◆ Goal of the exercise ◆
Can you transcribe every record below exactly as it appears?

◆ Dataset entries ◆
....

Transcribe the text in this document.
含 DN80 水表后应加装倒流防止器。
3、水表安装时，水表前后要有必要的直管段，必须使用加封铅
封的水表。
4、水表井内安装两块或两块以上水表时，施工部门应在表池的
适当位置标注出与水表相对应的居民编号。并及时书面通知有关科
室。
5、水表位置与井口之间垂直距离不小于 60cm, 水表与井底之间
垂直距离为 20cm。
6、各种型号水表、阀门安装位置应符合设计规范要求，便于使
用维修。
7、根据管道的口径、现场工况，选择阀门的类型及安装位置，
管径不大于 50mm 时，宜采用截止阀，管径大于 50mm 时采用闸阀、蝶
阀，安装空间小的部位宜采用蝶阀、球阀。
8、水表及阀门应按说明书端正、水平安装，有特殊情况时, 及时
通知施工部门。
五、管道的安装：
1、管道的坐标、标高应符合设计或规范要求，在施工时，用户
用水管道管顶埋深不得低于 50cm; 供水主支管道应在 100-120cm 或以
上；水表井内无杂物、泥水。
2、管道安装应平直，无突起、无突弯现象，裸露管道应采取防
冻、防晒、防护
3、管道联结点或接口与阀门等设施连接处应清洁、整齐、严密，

....

◆ Complete output ◆
Transcribe the text in this document.
含 DN80 水表后应加装倒流防止器。
3、水表安装时，水表前后要有必要的直管段，必须使用加封铅
封的水表。
4、水表井内安装两块或两块以上水表时，施工部门应在表池的
适当位置标注出与水表相对应的居民编号。并及时书面通知有关科
室。
5、水表位置与井口之间垂直距离不小于 60cm, 水表与井底之间
垂直距离为 20cm。
6、各种型号水表、阀门安装位置应符合设计规范要求，便于使
用维修。
7、根据管道的口径、现场工况，选择阀门的类型及安装位置，
管径不大于 50mm 时，宜采用截止阀，管径大于 50mm 时采用闸阀、蝶
阀，安装空间小的部位宜采用蝶阀、球阀。
8、水表及阀门应按说明书端正、水平安装，有特殊情况时, 及时
通知施工部门。
五、管道的安装：
1、管道的坐标、标高应符合设计或规范要求，在施工时，用户
用水管道管顶埋深不得低于 50cm; 供水主支管道应在 100-120cm 或以
上；水表井内无杂物、泥水。
2、管道安装应平直，无突起、无突弯现象，裸露管道应采取防
冻、防晒、防护
3、管道联结点或接口与阀门等设施连接处应清洁、整齐、严密，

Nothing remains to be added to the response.